- _Aim of the task_:
Return the data exactly, with all pictures removed.

- _Supplied data_:
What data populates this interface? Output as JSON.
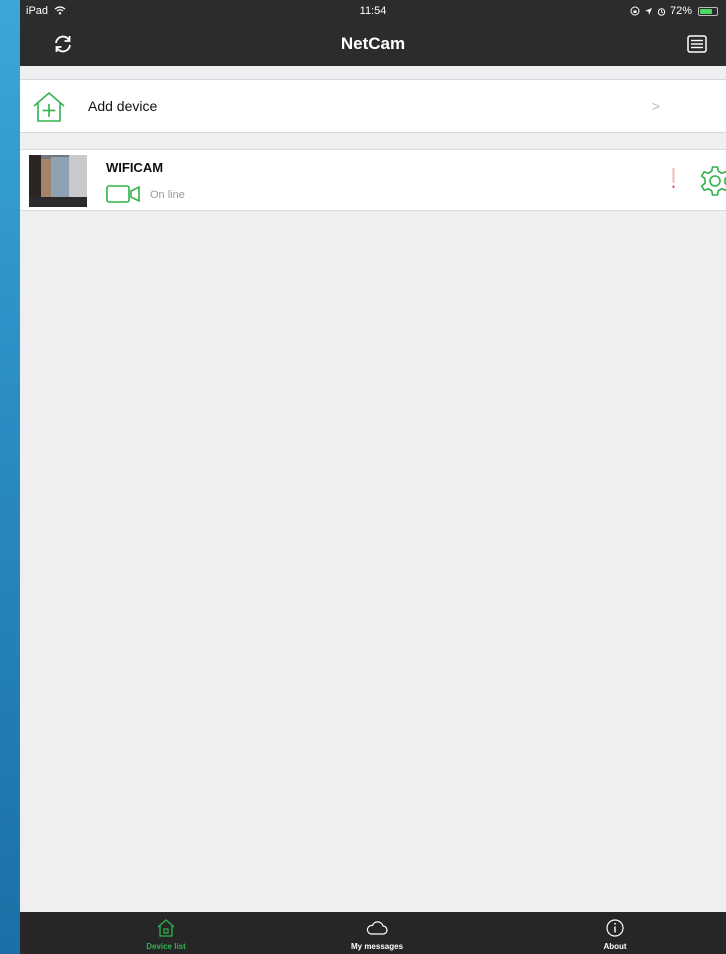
{
  "status_bar": {
    "device": "iPad",
    "wifi_icon": "wifi-icon",
    "time": "11:54",
    "battery_percent": "72%",
    "battery_level": 0.72
  },
  "nav": {
    "title": "NetCam",
    "left_icon": "refresh-icon",
    "right_icon": "list-icon"
  },
  "add_device": {
    "label": "Add device",
    "chevron": ">",
    "icon": "home-plus-icon"
  },
  "devices": [
    {
      "name": "WIFICAM",
      "status": "On line",
      "camera_icon": "camera-icon",
      "settings_icon": "gear-icon"
    }
  ],
  "tabs": [
    {
      "label": "Device list",
      "icon": "home-icon",
      "active": true
    },
    {
      "label": "My messages",
      "icon": "cloud-icon",
      "active": false
    },
    {
      "label": "About",
      "icon": "info-icon",
      "active": false
    }
  ],
  "colors": {
    "accent_green": "#30b34a",
    "bar_dark": "#2c2c2e",
    "alert_red": "#e23b3b"
  }
}
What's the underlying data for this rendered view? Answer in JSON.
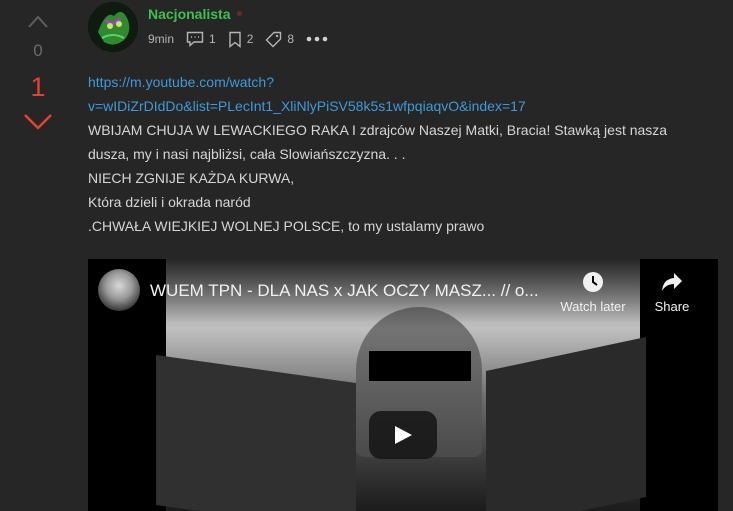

- _Response to this exercise_:
What data populates this interface? Output as JSON.
{
  "status_bar": {
    "device": "iPad",
    "wifi_icon": "wifi-icon",
    "time": "11:54",
    "battery_percent": "72%",
    "battery_level": 0.72
  },
  "nav": {
    "title": "NetCam",
    "left_icon": "refresh-icon",
    "right_icon": "list-icon"
  },
  "add_device": {
    "label": "Add device",
    "chevron": ">",
    "icon": "home-plus-icon"
  },
  "devices": [
    {
      "name": "WIFICAM",
      "status": "On line",
      "camera_icon": "camera-icon",
      "settings_icon": "gear-icon"
    }
  ],
  "tabs": [
    {
      "label": "Device list",
      "icon": "home-icon",
      "active": true
    },
    {
      "label": "My messages",
      "icon": "cloud-icon",
      "active": false
    },
    {
      "label": "About",
      "icon": "info-icon",
      "active": false
    }
  ],
  "colors": {
    "accent_green": "#30b34a",
    "bar_dark": "#2c2c2e",
    "alert_red": "#e23b3b"
  }
}
What's the underlying data for this rendered view? Answer in JSON.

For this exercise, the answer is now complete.